-- PASSAGE TO READ --
Application for Reconsideration by Saunders

 

 

Application

 

1.   This is an application by Saunders (the Applicant) for reconsideration of a decision of a MCA panel dated the 27 November 2023. The decision of the panel was not to direct release.

 

2.   Rule 28(1) of the Parole Board Rules 2019 (as amended by the Parole Board (Amendment) Rules 2022) (the Parole Board Rules) provides that applications for reconsideration may be made in eligible cases (as set out in rule 28(2)) either on the basis (a) that the decision contains an error of law, and/or (b) that it is irrational and/or (c) that it is procedurally unfair.

 

3.   I have considered the application on the papers. These are the dossier consisting of 447 pages; the application for reconsideration submitted by the Applicant's legal representative; and the response by the Secretary of State (the Respondent).

 

Background

 

4.   On the 16 November 2007 the Applicant was sentenced in relation to the following offences; causing or inciting prostitution or pornography involving a child; intending to meet a child following sexual grooming; causing a child to watch a sexual act and making indecent photographs on a computer. The Applicant was sentenced to an indeterminate sentence of imprisonment for public protection. The minimum term set by the judge was 3 and a half years, less remand time served. The tariff expired on the 8 October 2010.

 

5.   The Applicant was released on licence by the Parole Board in September of 2022 and was recalled in December of 2022.

 

6.   The facts of the index offence are that the Applicant sent invitations online to young women and girls, purporting to offer work as models in the pornographic industry. Photographs exposing male genitalia were also sent online.

 

Request for Reconsideration

 

7.   The application for reconsideration is dated the 29 January 2024.

 

8.   The grounds for seeking a reconsideration are noted below.

 

Current parole review

 

9.   This was the Applicant's first review by the Parole Board following recall. The review was by a single member and was conducted on the papers. A dossier consisting of 396 pages was considered. The paper panel member did not direct the release of the Applicant.

 

10.The panel member's decision not to release was then appealed by way of a request by the Applicant for an oral hearing pursuant to Rule 20 of the Parole Board Rules 2019. That application was refused.

 

The Relevant Law

 

11.The panel correctly set out in its decision letter dated 27 November 2023 the test for release and the issues to be addressed in making a recommendation to the Secretary of State for a progressive move to open conditions.

-- DATASET --
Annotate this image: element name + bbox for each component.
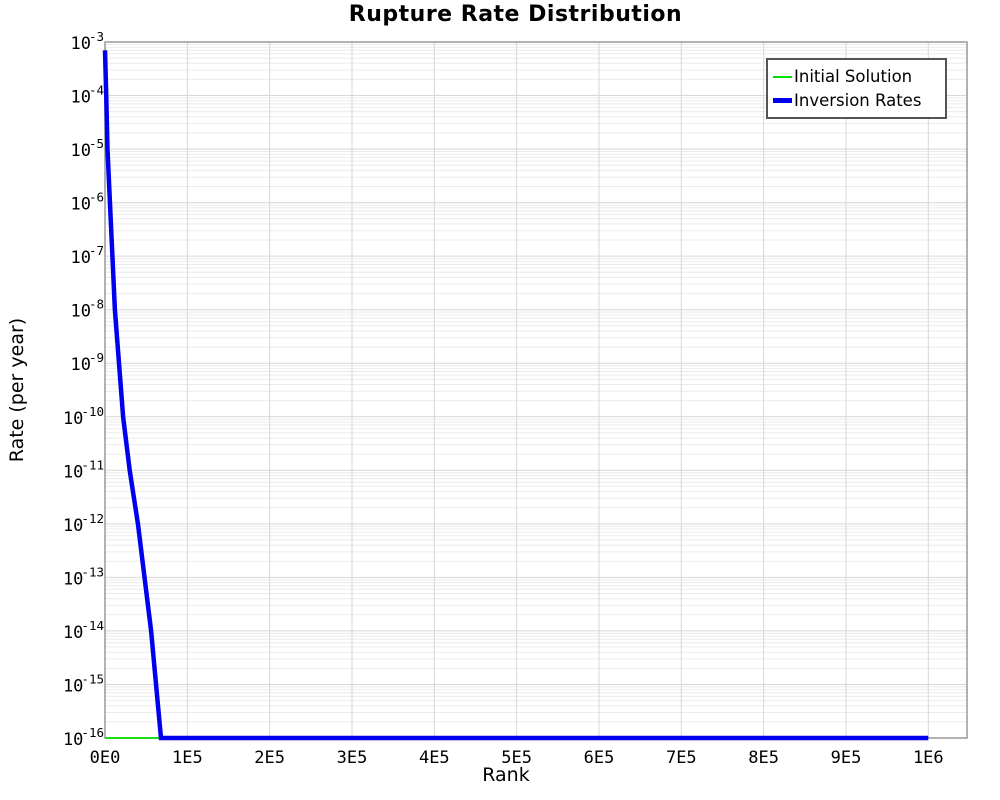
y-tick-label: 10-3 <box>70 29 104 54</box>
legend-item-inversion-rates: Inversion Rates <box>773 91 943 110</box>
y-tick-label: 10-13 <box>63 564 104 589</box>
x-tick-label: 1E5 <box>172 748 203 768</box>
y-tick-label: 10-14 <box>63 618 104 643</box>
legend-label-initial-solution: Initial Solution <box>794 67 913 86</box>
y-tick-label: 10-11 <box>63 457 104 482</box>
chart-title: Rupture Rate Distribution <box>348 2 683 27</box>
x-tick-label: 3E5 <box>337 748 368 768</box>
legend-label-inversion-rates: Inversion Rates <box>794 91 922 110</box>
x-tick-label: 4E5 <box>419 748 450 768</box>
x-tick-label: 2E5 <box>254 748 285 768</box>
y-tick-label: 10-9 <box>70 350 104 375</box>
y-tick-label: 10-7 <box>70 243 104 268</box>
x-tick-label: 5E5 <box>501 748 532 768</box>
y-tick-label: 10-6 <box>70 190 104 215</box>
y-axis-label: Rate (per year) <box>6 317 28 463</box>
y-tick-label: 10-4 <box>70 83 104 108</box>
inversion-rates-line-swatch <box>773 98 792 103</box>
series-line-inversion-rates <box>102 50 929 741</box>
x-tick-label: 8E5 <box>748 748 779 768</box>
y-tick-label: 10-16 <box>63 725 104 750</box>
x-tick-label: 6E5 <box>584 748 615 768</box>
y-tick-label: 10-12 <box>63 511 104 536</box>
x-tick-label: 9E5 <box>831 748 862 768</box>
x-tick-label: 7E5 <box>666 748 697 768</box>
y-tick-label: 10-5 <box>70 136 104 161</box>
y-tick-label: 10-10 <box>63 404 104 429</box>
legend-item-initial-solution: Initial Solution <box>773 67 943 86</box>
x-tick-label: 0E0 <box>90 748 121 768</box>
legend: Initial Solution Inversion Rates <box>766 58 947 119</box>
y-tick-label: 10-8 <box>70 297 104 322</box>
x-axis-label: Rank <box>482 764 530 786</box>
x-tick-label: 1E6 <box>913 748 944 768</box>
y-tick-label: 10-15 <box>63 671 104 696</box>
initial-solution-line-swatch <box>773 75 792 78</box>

==

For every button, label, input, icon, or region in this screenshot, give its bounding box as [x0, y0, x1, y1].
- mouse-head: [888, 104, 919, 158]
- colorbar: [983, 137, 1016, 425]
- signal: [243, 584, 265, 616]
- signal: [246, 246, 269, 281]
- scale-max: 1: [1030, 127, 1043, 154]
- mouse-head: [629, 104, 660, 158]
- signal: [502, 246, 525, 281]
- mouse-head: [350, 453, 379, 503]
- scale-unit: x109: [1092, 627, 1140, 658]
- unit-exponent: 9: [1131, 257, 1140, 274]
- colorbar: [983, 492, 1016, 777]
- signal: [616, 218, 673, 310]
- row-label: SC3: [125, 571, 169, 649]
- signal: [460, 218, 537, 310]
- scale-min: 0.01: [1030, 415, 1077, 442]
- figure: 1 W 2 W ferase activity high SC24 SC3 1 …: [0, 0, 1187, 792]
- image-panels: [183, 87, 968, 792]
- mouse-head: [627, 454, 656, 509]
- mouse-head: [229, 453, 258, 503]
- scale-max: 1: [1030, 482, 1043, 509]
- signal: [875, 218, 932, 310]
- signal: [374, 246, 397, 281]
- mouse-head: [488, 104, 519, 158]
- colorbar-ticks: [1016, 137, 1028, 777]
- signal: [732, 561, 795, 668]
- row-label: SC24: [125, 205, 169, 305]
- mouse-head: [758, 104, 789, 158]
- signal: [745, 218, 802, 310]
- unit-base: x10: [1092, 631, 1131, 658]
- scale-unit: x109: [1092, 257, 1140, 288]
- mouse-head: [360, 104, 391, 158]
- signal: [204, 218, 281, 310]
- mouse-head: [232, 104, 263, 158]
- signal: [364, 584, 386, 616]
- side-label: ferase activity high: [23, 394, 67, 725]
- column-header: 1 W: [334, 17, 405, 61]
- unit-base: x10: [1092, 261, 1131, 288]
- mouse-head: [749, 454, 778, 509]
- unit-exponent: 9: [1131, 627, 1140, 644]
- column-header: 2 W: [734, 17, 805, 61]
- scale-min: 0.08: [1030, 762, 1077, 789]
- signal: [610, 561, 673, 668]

-- REQUIRED WORK --
1. According to the parole reconsideration decision, on what date did the Applicant's tariff expire?
2. Proceed with the parole reconsideration decision, continuing it from the point at which it stops.

-- EXERCISE ANSWERS --
1. The tariff expired on the 8 October 2010.

2.
 

Parole Board Rules 2019 (as amended)

 

12.Pursuant to Rule 28(1) of the Parole Board Rules 2019 the only kind of decision which is eligible for reconsideration is a decision that the prisoner is or is not suitable for release on licence. Such a decision is eligible for reconsideration whether it is made by a paper panel (Rule 19(1)(a) or (b)) or by an oral hearing panel after an oral hearing (Rule 25(1)) or by an oral hearing panel which makes the decision on the papers (Rule 21(7)).

 

13.A decision to recommend or not to recommend a move to open conditions is not eligible for reconsideration under Rule 28. This has been confirmed by the decision on the previous reconsideration application in Barclay [2019] PBRA 6.

 

Irrationality

 

14.In R (DSD and others) v the Parole Board [2018] EWHC 694 (Admin), the Divisional Court set out the test for irrationality to be applied in judicial reviews of Parole Board decisions. It said at para. 116,

 

15."the issue is whether the release decision was so outrageous in its defiance of logic or accepted moral standards that no sensible person who had applied his mind to the question to be decided could have arrived at it."

 

16.This test was set out by Lord Diplock in CCSU v Minister for the Civil Service [1985] AC 374. The Divisional Court in DSD went on to indicate that in deciding whether a decision of the Parole Board was irrational, due deference had to be given to the expertise of the Parole Board in making decisions relating to parole. The Board, when considering whether or not to direct a reconsideration, will adopt the same high standard for establishing 'irrationality'. The fact that Rule 28 contains the same adjective as is used in judicial review shows that the same test is to be applied.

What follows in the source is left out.